• Dataset extract:

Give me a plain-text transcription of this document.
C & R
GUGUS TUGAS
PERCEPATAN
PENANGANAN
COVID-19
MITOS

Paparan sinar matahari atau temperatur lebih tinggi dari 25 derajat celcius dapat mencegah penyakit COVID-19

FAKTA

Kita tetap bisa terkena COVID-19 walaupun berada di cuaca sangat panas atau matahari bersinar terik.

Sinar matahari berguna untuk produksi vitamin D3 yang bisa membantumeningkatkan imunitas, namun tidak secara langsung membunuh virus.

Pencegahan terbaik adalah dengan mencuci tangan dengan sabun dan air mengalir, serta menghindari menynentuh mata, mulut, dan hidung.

• Exercise prompt:
Exactly as shown, output all of the material above.

• Task answer:
Give me a plain-text transcription of this document.
C & R
GUGUS TUGAS
PERCEPATAN
PENANGANAN
COVID-19
MITOS

Paparan sinar matahari atau temperatur lebih tinggi dari 25 derajat celcius dapat mencegah penyakit COVID-19

FAKTA

Kita tetap bisa terkena COVID-19 walaupun berada di cuaca sangat panas atau matahari bersinar terik.

Sinar matahari berguna untuk produksi vitamin D3 yang bisa membantumeningkatkan imunitas, namun tidak secara langsung membunuh virus.

Pencegahan terbaik adalah dengan mencuci tangan dengan sabun dan air mengalir, serta menghindari menynentuh mata, mulut, dan hidung.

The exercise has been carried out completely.